**Directions for this task**
Gather every line below where "Поиск" appears.
________________
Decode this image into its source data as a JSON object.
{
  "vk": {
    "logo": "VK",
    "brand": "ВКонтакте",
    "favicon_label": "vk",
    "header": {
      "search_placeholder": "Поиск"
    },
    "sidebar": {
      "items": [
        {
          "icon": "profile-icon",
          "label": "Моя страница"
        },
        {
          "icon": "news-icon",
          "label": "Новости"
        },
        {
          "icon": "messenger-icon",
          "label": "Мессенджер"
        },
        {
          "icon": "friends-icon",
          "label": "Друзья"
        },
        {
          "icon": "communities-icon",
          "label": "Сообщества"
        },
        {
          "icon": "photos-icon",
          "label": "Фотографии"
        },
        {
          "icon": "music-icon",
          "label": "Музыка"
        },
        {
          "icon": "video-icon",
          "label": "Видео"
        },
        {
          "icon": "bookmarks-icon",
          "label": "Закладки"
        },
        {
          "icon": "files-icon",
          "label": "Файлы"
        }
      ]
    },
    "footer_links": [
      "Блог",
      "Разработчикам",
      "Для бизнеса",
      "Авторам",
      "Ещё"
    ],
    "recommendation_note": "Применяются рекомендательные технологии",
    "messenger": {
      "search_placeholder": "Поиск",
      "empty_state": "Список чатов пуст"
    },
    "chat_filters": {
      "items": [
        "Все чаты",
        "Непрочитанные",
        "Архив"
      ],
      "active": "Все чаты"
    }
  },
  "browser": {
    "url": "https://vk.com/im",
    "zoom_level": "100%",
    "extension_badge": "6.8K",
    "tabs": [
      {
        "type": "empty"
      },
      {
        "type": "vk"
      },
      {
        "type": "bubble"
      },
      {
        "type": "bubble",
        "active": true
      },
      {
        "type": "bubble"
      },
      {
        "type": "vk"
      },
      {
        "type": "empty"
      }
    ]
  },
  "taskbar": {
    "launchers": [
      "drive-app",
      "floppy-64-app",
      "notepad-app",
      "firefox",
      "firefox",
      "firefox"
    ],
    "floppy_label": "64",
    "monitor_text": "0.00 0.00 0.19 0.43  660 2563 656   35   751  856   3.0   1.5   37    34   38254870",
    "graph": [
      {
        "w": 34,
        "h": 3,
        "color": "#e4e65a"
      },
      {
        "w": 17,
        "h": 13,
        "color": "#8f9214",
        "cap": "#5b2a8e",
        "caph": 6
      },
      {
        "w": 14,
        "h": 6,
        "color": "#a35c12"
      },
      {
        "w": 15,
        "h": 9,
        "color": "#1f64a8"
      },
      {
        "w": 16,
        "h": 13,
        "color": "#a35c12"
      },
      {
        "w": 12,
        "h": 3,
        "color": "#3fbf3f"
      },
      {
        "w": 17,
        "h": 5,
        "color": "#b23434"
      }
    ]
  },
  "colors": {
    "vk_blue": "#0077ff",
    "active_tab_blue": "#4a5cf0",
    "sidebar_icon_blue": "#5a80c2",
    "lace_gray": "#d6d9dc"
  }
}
________________
**Right answer**
      "search_placeholder": "Поиск"
      "search_placeholder": "Поиск",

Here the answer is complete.